-- Start THE DATA --
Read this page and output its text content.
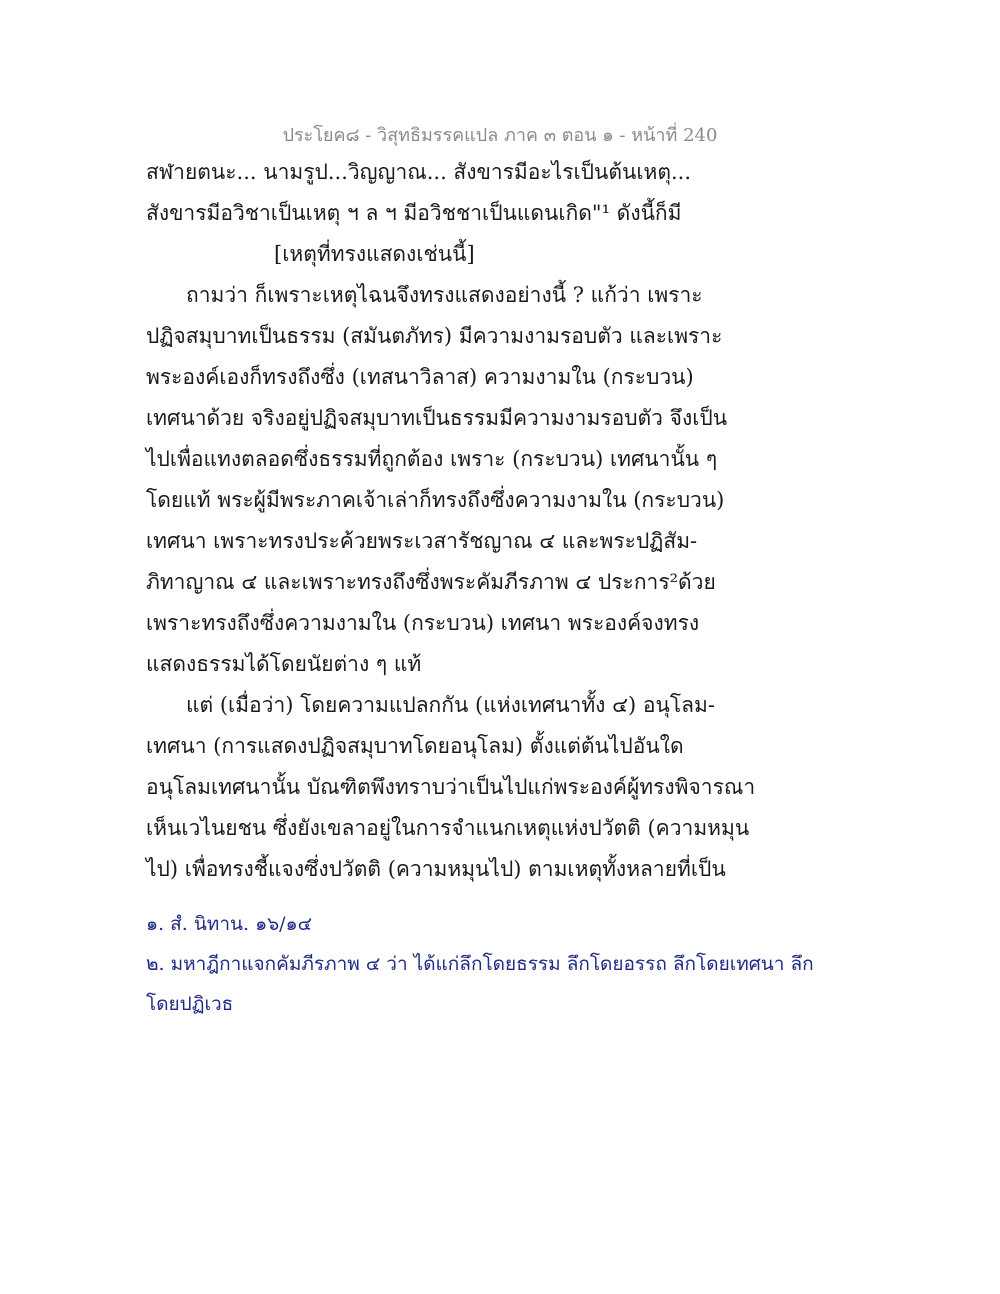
ประโยค๘ - วิสุทธิมรรคแปล ภาค ๓ ตอน ๑ - หน้าที่ 240
สฬายตนะ... นามรูป...วิญญาณ... สังขารมีอะไรเป็นต้นเหตุ...
สังขารมีอวิชาเป็นเหตุ ฯ ล ฯ มีอวิชชาเป็นแดนเกิด"¹ ดังนี้ก็มี
[เหตุที่ทรงแสดงเช่นนี้]
ถามว่า ก็เพราะเหตุไฉนจึงทรงแสดงอย่างนี้ ? แก้ว่า เพราะ
ปฏิจสมุบาทเป็นธรรม (สมันตภัทร) มีความงามรอบตัว และเพราะ
พระองค์เองก็ทรงถึงซึ่ง (เทสนาวิลาส) ความงามใน (กระบวน)
เทศนาด้วย จริงอยู่ปฏิจสมุบาทเป็นธรรมมีความงามรอบตัว จึงเป็น
ไปเพื่อแทงตลอดซึ่งธรรมที่ถูกต้อง เพราะ (กระบวน) เทศนานั้น ๆ
โดยแท้ พระผู้มีพระภาคเจ้าเล่าก็ทรงถึงซึ่งความงามใน (กระบวน)
เทศนา เพราะทรงประค้วยพระเวสารัชญาณ ๔ และพระปฏิสัม-
ภิทาญาณ ๔ และเพราะทรงถึงซึ่งพระคัมภีรภาพ ๔ ประการ²ด้วย
เพราะทรงถึงซึ่งความงามใน (กระบวน) เทศนา พระองค์จงทรง
แสดงธรรมได้โดยนัยต่าง ๆ แท้
แต่ (เมื่อว่า) โดยความแปลกกัน (แห่งเทศนาทั้ง ๔) อนุโลม-
เทศนา (การแสดงปฏิจสมุบาทโดยอนุโลม) ตั้งแต่ต้นไปอันใด
อนุโลมเทศนานั้น บัณฑิตพึงทราบว่าเป็นไปแก่พระองค์ผู้ทรงพิจารณา
เห็นเวไนยชน ซึ่งยังเขลาอยู่ในการจำแนกเหตุแห่งปวัตติ (ความหมุน
ไป) เพื่อทรงชี้แจงซึ่งปวัตติ (ความหมุนไป) ตามเหตุทั้งหลายที่เป็น
๑. สํ. นิทาน. ๑๖/๑๔
๒. มหาฎีกาแจกคัมภีรภาพ ๔ ว่า ได้แก่ลึกโดยธรรม ลึกโดยอรรถ ลึกโดยเทศนา ลึก
โดยปฏิเวธ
-- End THE DATA --
* [TASK TO COMPLETE] Pull out each line of the records holding the string "รภาพ".

* [SOLVED EXERCISE]
ภิทาญาณ ๔ และเพราะทรงถึงซึ่งพระคัมภีรภาพ ๔ ประการ²ด้วย
๒. มหาฎีกาแจกคัมภีรภาพ ๔ ว่า ได้แก่ลึกโดยธรรม ลึกโดยอรรถ ลึกโดยเทศนา ลึก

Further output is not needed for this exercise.